▶ Selected extract
Infant Health: Breastfeeding and Alcohol

According to the  Centers for Disease Control and Prevention, alcohol intake is not the safest option for breastfeeding mothers. Similarly, Mayo Clinic also advises against alcohol consumption, the health body said there’s no level of alcohol in breast milk that’s considered safe for a baby to drink.

Alcohol passes from the bloodstream into breast milk and this can affect an infant’s sleeping patterns.

Meanwhile, some healthcare providers advise total refrain, while others say moderation should be the watchword for breastfeeding mothers who take alcohol.

Also, many advised that lactating mothers are to drink enough fluid according to her thirst or if she notices that her output is low or concentrated.

CDC recommends one drink of alcohol  beverages at most per day and at least two hours before nursing. The health body warns that exposure to alcohol above moderate levels may also impair a mother’s judgement and ability to safely care for her child.

Related Post: 10 Myths About Breastfeeding


The American Academy of Paediatrics recommends that alcohol intake by a breastfeeding mom who chooses to drink should only be occasional. It also recommends drinking no more than a moderate amount of alcohol at one time, which for a 130-lb. woman is equivalent to 2 ounces of liquor, 8 ounces of wine, or two beers. They also recommend that you wait 2 hours or more after drinking alcohol before you breastfeed your baby.

▶ Action item
According to the text on breastfeeding and alcohol, why does Mayo Clinic advise against alcohol consumption? Answer in one to three sentences.

▶ Information provided

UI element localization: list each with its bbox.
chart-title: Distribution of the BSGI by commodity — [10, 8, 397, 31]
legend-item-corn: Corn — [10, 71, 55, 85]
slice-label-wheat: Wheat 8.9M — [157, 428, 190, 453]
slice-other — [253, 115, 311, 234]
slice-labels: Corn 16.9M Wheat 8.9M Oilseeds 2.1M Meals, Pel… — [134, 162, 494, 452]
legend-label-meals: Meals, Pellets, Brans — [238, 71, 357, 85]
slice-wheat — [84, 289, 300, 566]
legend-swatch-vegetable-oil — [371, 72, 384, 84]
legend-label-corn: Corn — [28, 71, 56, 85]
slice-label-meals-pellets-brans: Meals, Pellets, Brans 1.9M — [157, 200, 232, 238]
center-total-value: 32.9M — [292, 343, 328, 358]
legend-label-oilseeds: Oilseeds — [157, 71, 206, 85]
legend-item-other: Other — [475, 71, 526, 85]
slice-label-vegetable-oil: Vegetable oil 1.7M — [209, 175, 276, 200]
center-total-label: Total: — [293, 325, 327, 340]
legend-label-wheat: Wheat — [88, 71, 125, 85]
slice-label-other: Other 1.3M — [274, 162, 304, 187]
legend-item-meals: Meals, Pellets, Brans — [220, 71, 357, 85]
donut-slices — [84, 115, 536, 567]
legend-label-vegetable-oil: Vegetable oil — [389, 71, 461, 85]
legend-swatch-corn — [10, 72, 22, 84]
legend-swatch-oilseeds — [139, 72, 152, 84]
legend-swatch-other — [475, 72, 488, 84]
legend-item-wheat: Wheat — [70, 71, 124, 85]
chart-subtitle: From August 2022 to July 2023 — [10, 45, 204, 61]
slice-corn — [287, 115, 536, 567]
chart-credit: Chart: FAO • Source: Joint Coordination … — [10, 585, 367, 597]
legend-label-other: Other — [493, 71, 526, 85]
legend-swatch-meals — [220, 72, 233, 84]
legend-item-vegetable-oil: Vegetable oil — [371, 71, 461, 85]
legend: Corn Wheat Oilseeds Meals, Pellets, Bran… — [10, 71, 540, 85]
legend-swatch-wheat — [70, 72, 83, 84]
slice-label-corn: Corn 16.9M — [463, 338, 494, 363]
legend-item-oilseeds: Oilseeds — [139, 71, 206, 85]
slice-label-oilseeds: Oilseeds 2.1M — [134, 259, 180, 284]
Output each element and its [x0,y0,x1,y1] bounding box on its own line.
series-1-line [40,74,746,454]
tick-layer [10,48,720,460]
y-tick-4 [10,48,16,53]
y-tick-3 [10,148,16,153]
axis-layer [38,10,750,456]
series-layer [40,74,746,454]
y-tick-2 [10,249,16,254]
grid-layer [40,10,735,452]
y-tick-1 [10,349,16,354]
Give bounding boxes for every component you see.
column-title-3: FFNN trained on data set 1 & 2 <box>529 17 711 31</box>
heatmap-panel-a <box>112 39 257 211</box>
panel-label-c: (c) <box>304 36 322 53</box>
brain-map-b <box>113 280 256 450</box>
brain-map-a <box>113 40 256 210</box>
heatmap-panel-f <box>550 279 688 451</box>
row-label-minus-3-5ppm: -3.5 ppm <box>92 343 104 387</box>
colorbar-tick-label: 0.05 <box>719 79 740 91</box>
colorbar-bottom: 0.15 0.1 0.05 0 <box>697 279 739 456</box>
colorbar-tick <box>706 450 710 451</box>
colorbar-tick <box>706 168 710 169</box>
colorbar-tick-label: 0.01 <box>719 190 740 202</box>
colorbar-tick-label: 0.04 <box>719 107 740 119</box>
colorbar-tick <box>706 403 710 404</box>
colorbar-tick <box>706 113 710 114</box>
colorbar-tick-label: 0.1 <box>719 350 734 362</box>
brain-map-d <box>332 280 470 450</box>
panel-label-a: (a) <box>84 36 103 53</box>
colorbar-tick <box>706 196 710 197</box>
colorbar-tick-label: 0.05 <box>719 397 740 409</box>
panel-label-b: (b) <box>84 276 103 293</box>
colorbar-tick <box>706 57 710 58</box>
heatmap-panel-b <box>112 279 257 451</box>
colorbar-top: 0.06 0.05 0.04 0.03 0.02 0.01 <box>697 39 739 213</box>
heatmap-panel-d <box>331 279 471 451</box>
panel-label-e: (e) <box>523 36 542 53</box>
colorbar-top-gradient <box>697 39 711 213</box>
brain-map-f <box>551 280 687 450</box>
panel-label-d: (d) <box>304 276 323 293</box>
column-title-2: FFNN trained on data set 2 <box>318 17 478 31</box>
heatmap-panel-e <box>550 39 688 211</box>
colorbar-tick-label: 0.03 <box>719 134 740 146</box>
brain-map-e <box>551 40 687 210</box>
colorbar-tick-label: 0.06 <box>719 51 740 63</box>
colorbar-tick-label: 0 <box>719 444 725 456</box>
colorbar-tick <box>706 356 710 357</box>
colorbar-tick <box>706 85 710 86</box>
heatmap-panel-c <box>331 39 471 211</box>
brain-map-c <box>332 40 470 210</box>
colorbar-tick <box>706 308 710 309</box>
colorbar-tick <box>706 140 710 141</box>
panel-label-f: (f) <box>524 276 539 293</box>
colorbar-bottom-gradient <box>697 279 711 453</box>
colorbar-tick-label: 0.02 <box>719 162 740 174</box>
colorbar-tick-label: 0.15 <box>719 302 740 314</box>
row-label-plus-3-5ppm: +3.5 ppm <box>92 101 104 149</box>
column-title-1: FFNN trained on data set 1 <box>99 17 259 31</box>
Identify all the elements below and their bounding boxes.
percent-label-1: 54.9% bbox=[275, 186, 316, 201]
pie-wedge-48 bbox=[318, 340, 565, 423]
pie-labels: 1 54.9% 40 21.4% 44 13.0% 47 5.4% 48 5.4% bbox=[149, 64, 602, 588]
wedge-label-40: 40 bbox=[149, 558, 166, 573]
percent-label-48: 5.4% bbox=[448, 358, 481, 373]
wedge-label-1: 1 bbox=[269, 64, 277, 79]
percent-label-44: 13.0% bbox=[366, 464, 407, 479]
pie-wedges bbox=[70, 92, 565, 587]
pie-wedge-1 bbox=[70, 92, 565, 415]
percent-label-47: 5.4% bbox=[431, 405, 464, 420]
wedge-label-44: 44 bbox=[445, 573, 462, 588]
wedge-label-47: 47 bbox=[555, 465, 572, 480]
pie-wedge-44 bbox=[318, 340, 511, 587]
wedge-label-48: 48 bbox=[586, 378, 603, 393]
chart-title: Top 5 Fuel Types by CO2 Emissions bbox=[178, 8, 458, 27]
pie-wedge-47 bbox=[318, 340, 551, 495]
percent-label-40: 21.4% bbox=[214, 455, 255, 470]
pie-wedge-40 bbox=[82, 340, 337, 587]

▶ Answer space
Mayo Clinic advises against alcohol consumption because no level of alcohol in breast milk is considered safe for a baby to drink.